### Exercise
Repeat the material verbatim. Images are excluded from the copy.

### Data rows
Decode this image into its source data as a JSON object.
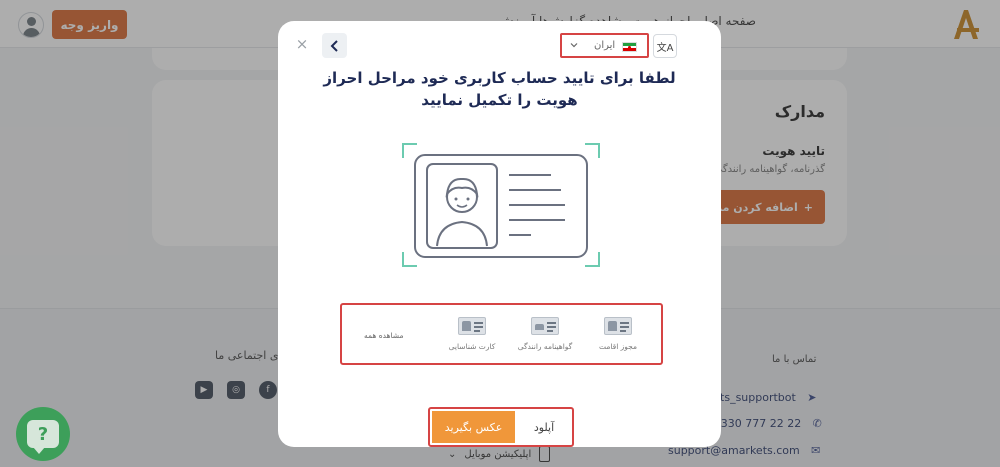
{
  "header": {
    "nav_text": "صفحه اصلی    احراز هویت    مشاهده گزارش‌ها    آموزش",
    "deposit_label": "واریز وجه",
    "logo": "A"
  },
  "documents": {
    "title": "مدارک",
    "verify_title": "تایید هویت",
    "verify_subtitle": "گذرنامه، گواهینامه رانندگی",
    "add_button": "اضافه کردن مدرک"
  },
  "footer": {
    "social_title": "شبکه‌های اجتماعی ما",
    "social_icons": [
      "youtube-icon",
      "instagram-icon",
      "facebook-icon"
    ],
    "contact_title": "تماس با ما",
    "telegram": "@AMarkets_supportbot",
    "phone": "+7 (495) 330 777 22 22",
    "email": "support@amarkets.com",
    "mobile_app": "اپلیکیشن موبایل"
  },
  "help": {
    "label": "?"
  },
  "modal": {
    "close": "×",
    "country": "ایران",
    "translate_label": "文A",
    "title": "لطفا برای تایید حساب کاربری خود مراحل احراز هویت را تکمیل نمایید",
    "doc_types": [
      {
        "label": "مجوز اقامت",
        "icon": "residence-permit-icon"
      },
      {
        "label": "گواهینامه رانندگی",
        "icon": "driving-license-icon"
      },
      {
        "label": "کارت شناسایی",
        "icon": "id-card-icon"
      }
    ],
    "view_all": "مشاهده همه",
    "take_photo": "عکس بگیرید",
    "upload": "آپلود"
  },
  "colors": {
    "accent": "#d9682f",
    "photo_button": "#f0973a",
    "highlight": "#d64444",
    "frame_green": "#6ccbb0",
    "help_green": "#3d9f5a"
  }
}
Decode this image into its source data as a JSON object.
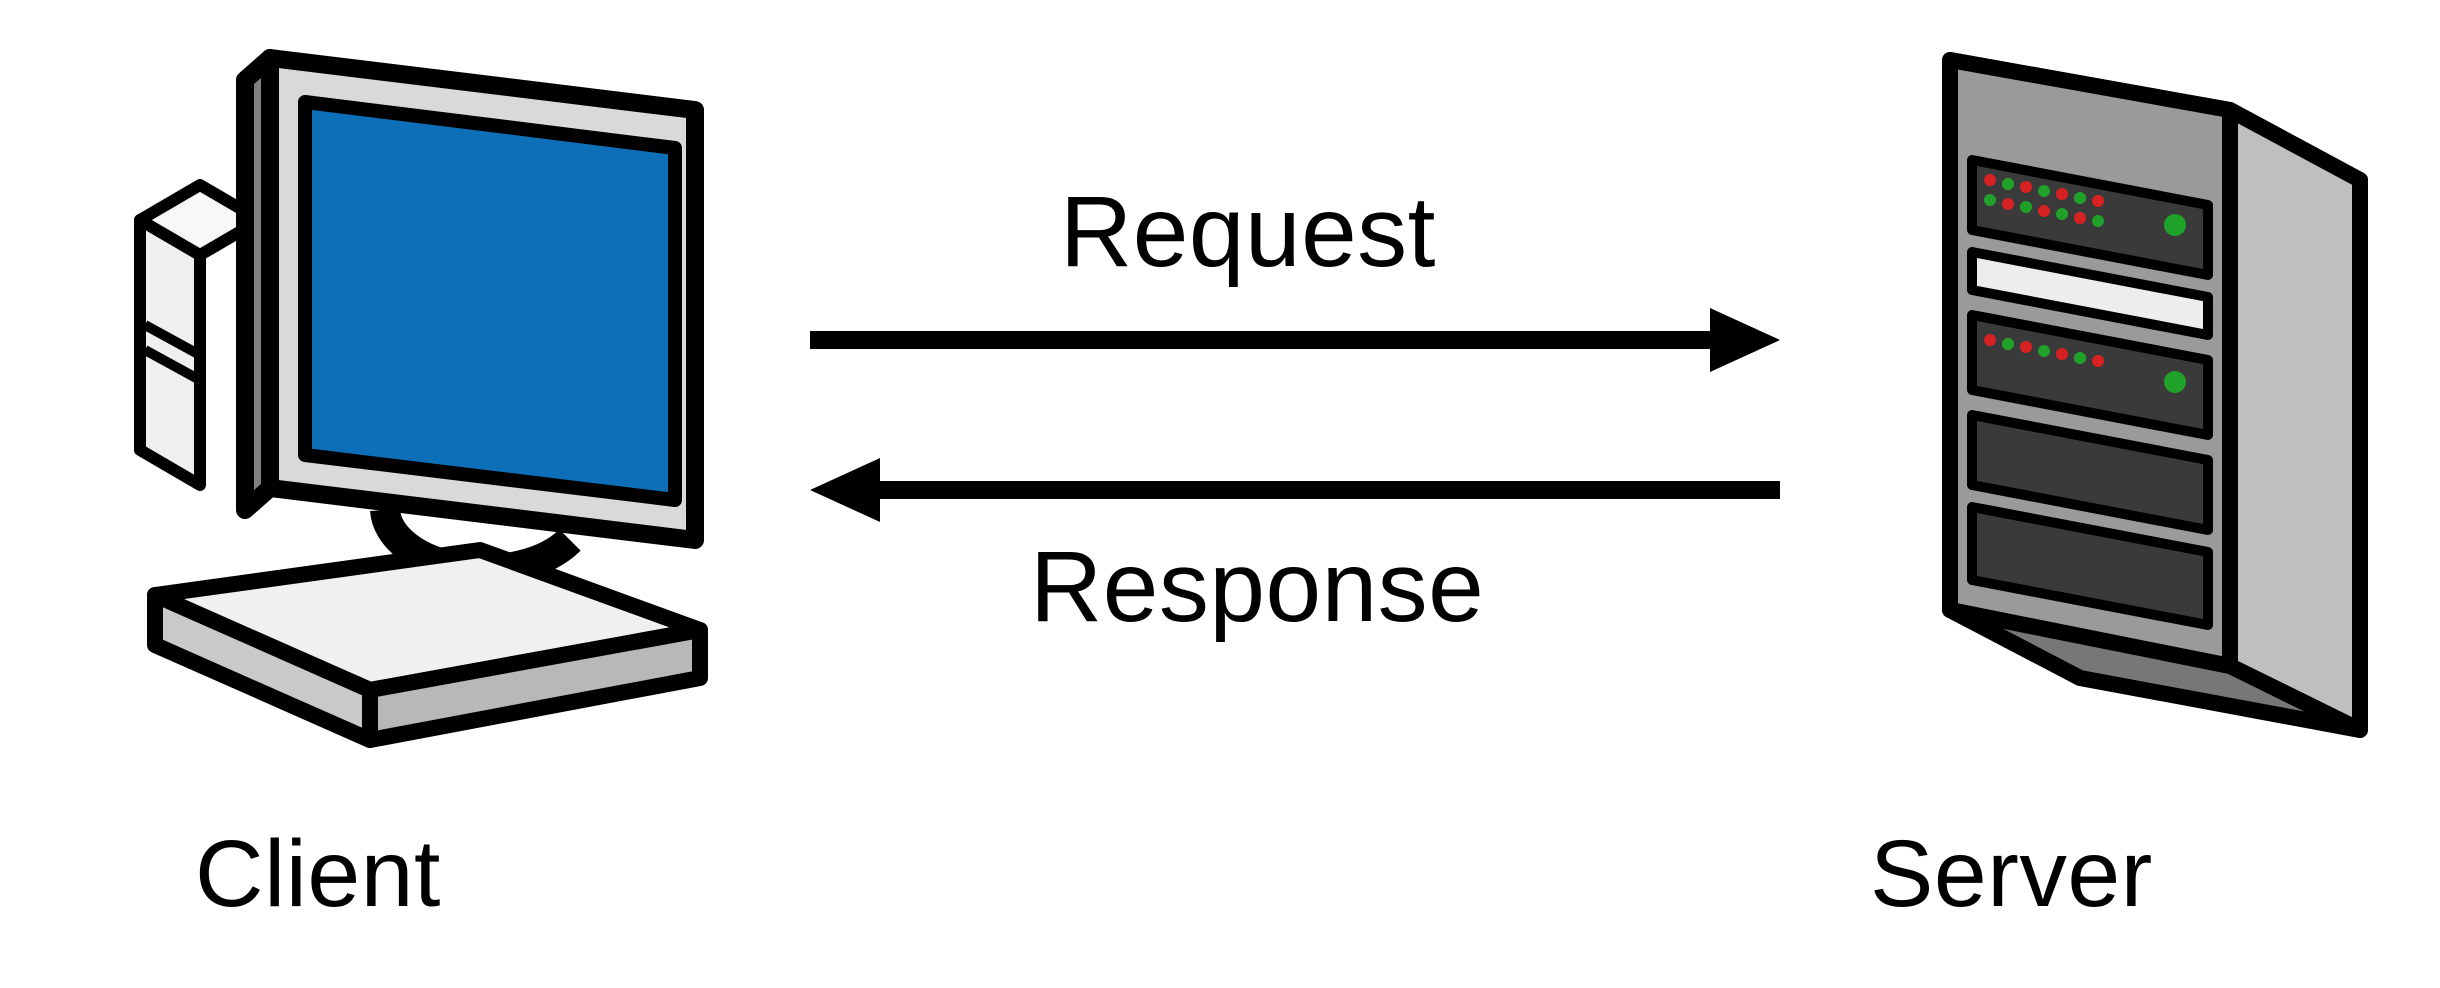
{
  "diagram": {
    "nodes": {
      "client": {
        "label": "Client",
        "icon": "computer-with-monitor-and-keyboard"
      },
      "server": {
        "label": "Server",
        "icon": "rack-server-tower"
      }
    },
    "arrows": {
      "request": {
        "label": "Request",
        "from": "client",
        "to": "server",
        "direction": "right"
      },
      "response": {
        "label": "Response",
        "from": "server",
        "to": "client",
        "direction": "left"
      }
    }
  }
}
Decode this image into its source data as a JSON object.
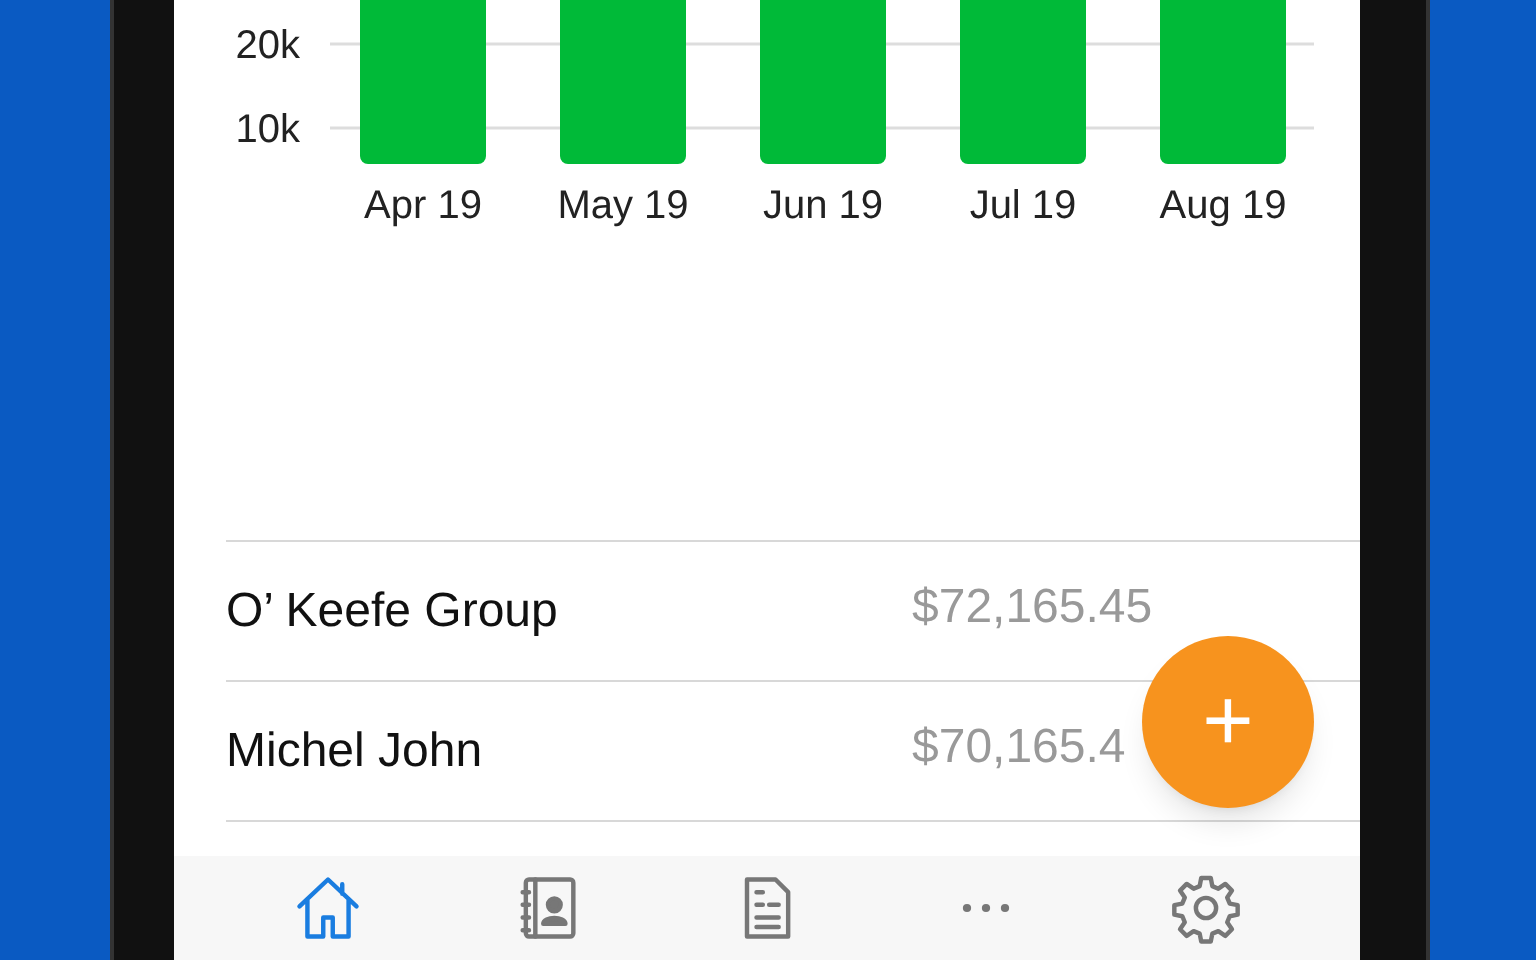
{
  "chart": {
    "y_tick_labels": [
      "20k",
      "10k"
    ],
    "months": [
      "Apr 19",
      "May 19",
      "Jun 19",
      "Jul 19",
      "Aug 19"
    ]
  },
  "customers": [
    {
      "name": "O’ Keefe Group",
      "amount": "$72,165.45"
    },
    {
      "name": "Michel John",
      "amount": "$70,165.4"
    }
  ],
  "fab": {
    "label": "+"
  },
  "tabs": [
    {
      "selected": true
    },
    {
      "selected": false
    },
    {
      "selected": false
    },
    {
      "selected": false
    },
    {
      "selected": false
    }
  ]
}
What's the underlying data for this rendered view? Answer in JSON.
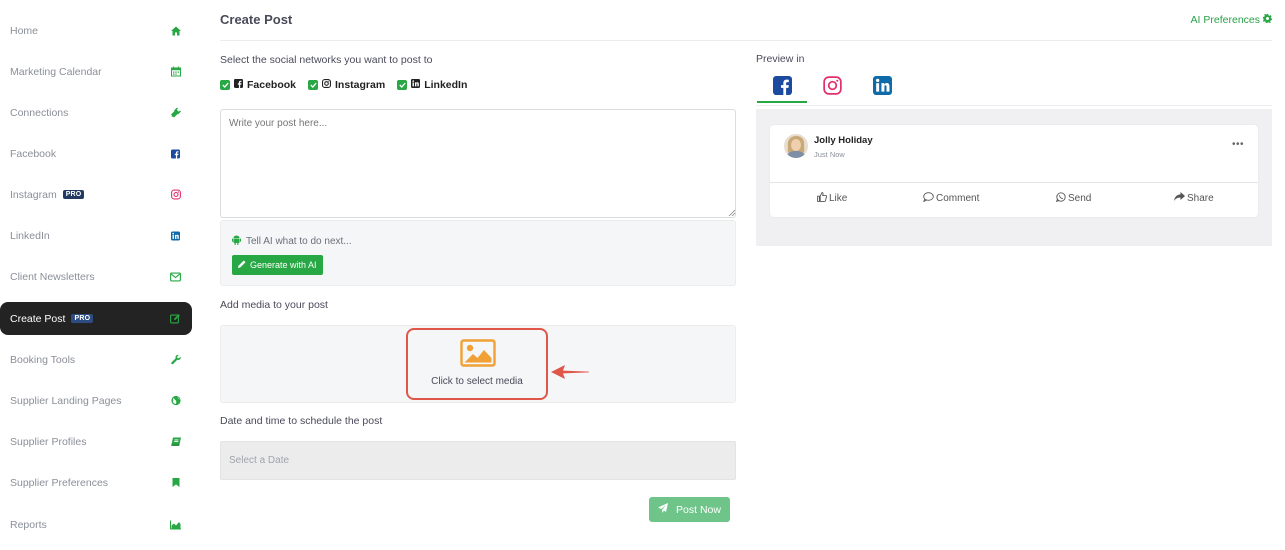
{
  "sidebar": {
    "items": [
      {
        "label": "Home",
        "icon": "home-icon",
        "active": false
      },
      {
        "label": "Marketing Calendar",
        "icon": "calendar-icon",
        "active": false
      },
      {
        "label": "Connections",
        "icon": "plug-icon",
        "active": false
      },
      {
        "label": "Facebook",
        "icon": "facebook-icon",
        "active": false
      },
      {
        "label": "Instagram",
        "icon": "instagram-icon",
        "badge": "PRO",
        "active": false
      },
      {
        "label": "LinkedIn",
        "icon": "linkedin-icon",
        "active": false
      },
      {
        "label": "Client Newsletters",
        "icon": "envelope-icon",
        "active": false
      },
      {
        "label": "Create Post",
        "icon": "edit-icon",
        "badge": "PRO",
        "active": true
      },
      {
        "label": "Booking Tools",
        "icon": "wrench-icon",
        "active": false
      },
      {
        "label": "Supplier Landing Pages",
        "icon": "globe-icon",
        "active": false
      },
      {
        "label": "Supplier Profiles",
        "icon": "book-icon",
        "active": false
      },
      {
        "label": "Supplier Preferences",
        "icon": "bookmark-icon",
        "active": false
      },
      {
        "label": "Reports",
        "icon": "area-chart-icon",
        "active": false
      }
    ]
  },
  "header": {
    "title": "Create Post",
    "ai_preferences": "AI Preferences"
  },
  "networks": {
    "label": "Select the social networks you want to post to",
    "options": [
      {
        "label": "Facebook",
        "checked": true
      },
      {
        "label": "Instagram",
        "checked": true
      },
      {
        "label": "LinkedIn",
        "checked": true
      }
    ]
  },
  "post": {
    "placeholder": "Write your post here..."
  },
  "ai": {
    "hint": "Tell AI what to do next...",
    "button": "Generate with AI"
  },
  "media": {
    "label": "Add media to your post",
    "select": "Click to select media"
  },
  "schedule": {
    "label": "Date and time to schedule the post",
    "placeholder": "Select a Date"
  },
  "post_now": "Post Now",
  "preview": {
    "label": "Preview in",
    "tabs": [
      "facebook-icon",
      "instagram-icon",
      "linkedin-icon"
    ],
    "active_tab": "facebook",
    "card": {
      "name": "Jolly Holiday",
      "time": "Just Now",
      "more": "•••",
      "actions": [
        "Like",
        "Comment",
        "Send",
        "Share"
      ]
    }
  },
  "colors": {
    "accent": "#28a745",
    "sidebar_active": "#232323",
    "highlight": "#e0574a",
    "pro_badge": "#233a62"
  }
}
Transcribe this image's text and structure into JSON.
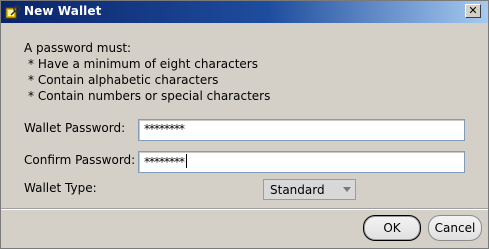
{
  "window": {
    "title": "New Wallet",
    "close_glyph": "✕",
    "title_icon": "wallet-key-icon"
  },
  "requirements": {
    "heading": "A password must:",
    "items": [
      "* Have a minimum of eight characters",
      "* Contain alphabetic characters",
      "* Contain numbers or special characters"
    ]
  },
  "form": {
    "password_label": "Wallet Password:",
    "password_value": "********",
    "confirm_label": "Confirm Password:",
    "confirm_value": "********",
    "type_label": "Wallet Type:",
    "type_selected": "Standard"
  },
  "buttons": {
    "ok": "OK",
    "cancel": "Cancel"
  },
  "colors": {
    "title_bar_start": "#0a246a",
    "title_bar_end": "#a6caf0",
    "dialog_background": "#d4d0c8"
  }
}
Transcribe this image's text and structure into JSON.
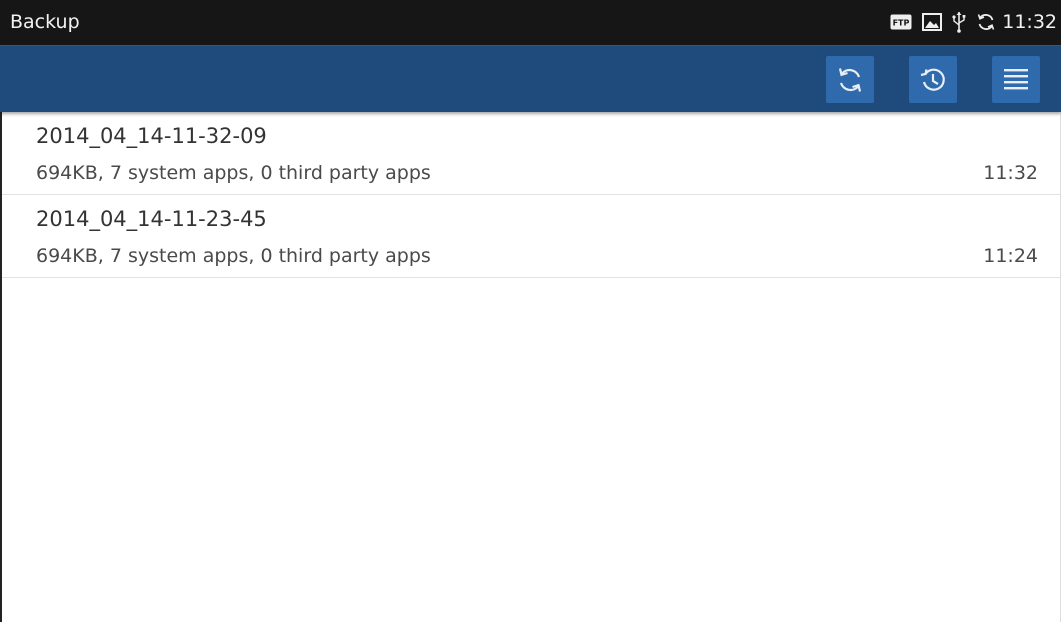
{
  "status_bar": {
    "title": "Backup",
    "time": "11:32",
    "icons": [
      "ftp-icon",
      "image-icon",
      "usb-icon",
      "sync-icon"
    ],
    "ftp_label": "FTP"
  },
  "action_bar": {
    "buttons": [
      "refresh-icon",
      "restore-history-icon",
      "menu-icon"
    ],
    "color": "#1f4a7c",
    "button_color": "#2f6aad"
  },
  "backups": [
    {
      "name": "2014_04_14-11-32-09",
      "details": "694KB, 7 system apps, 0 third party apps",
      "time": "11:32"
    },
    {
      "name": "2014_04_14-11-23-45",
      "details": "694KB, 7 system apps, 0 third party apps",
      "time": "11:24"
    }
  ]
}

### Response below
Decode this image into its source data as a JSON object.
{
  "header": {
    "nav_text": "صفحه اصلی    احراز هویت    مشاهده گزارش‌ها    آموزش",
    "deposit_label": "واریز وجه",
    "logo": "A"
  },
  "documents": {
    "title": "مدارک",
    "verify_title": "تایید هویت",
    "verify_subtitle": "گذرنامه، گواهینامه رانندگی",
    "add_button": "اضافه کردن مدرک"
  },
  "footer": {
    "social_title": "شبکه‌های اجتماعی ما",
    "social_icons": [
      "youtube-icon",
      "instagram-icon",
      "facebook-icon"
    ],
    "contact_title": "تماس با ما",
    "telegram": "@AMarkets_supportbot",
    "phone": "+7 (495) 330 777 22 22",
    "email": "support@amarkets.com",
    "mobile_app": "اپلیکیشن موبایل"
  },
  "help": {
    "label": "?"
  },
  "modal": {
    "close": "×",
    "country": "ایران",
    "translate_label": "文A",
    "title": "لطفا برای تایید حساب کاربری خود مراحل احراز هویت را تکمیل نمایید",
    "doc_types": [
      {
        "label": "مجوز اقامت",
        "icon": "residence-permit-icon"
      },
      {
        "label": "گواهینامه رانندگی",
        "icon": "driving-license-icon"
      },
      {
        "label": "کارت شناسایی",
        "icon": "id-card-icon"
      }
    ],
    "view_all": "مشاهده همه",
    "take_photo": "عکس بگیرید",
    "upload": "آپلود"
  },
  "colors": {
    "accent": "#d9682f",
    "photo_button": "#f0973a",
    "highlight": "#d64444",
    "frame_green": "#6ccbb0",
    "help_green": "#3d9f5a"
  }
}
Decode this image into its source data as a JSON object.
{
  "diagram": {
    "nodes": {
      "client": {
        "label": "Client",
        "icon": "computer-with-monitor-and-keyboard"
      },
      "server": {
        "label": "Server",
        "icon": "rack-server-tower"
      }
    },
    "arrows": {
      "request": {
        "label": "Request",
        "from": "client",
        "to": "server",
        "direction": "right"
      },
      "response": {
        "label": "Response",
        "from": "server",
        "to": "client",
        "direction": "left"
      }
    }
  }
}
Decode this image into its source data as a JSON object.
{
  "chart": {
    "y_tick_labels": [
      "20k",
      "10k"
    ],
    "months": [
      "Apr 19",
      "May 19",
      "Jun 19",
      "Jul 19",
      "Aug 19"
    ]
  },
  "customers": [
    {
      "name": "O’ Keefe Group",
      "amount": "$72,165.45"
    },
    {
      "name": "Michel John",
      "amount": "$70,165.4"
    }
  ],
  "fab": {
    "label": "+"
  },
  "tabs": [
    {
      "selected": true
    },
    {
      "selected": false
    },
    {
      "selected": false
    },
    {
      "selected": false
    },
    {
      "selected": false
    }
  ]
}
What's the underlying data for this rendered view? Answer in JSON.
{
  "sidebar": {
    "items": [
      {
        "label": "Home",
        "icon": "home-icon",
        "active": false
      },
      {
        "label": "Marketing Calendar",
        "icon": "calendar-icon",
        "active": false
      },
      {
        "label": "Connections",
        "icon": "plug-icon",
        "active": false
      },
      {
        "label": "Facebook",
        "icon": "facebook-icon",
        "active": false
      },
      {
        "label": "Instagram",
        "icon": "instagram-icon",
        "badge": "PRO",
        "active": false
      },
      {
        "label": "LinkedIn",
        "icon": "linkedin-icon",
        "active": false
      },
      {
        "label": "Client Newsletters",
        "icon": "envelope-icon",
        "active": false
      },
      {
        "label": "Create Post",
        "icon": "edit-icon",
        "badge": "PRO",
        "active": true
      },
      {
        "label": "Booking Tools",
        "icon": "wrench-icon",
        "active": false
      },
      {
        "label": "Supplier Landing Pages",
        "icon": "globe-icon",
        "active": false
      },
      {
        "label": "Supplier Profiles",
        "icon": "book-icon",
        "active": false
      },
      {
        "label": "Supplier Preferences",
        "icon": "bookmark-icon",
        "active": false
      },
      {
        "label": "Reports",
        "icon": "area-chart-icon",
        "active": false
      }
    ]
  },
  "header": {
    "title": "Create Post",
    "ai_preferences": "AI Preferences"
  },
  "networks": {
    "label": "Select the social networks you want to post to",
    "options": [
      {
        "label": "Facebook",
        "checked": true
      },
      {
        "label": "Instagram",
        "checked": true
      },
      {
        "label": "LinkedIn",
        "checked": true
      }
    ]
  },
  "post": {
    "placeholder": "Write your post here..."
  },
  "ai": {
    "hint": "Tell AI what to do next...",
    "button": "Generate with AI"
  },
  "media": {
    "label": "Add media to your post",
    "select": "Click to select media"
  },
  "schedule": {
    "label": "Date and time to schedule the post",
    "placeholder": "Select a Date"
  },
  "post_now": "Post Now",
  "preview": {
    "label": "Preview in",
    "tabs": [
      "facebook-icon",
      "instagram-icon",
      "linkedin-icon"
    ],
    "active_tab": "facebook",
    "card": {
      "name": "Jolly Holiday",
      "time": "Just Now",
      "more": "•••",
      "actions": [
        "Like",
        "Comment",
        "Send",
        "Share"
      ]
    }
  },
  "colors": {
    "accent": "#28a745",
    "sidebar_active": "#232323",
    "highlight": "#e0574a",
    "pro_badge": "#233a62"
  }
}
Transcribe this image's text and structure into JSON.
{
  "window": {
    "title": "New Wallet",
    "close_glyph": "✕",
    "title_icon": "wallet-key-icon"
  },
  "requirements": {
    "heading": "A password must:",
    "items": [
      "* Have a minimum of eight characters",
      "* Contain alphabetic characters",
      "* Contain numbers or special characters"
    ]
  },
  "form": {
    "password_label": "Wallet Password:",
    "password_value": "********",
    "confirm_label": "Confirm Password:",
    "confirm_value": "********",
    "type_label": "Wallet Type:",
    "type_selected": "Standard"
  },
  "buttons": {
    "ok": "OK",
    "cancel": "Cancel"
  },
  "colors": {
    "title_bar_start": "#0a246a",
    "title_bar_end": "#a6caf0",
    "dialog_background": "#d4d0c8"
  }
}
Transcribe this image's text and structure into JSON.
{
  "status_bar": {
    "title": "Backup",
    "time": "11:32",
    "icons": [
      "ftp-icon",
      "image-icon",
      "usb-icon",
      "sync-icon"
    ],
    "ftp_label": "FTP"
  },
  "action_bar": {
    "buttons": [
      "refresh-icon",
      "restore-history-icon",
      "menu-icon"
    ],
    "color": "#1f4a7c",
    "button_color": "#2f6aad"
  },
  "backups": [
    {
      "name": "2014_04_14-11-32-09",
      "details": "694KB, 7 system apps, 0 third party apps",
      "time": "11:32"
    },
    {
      "name": "2014_04_14-11-23-45",
      "details": "694KB, 7 system apps, 0 third party apps",
      "time": "11:24"
    }
  ]
}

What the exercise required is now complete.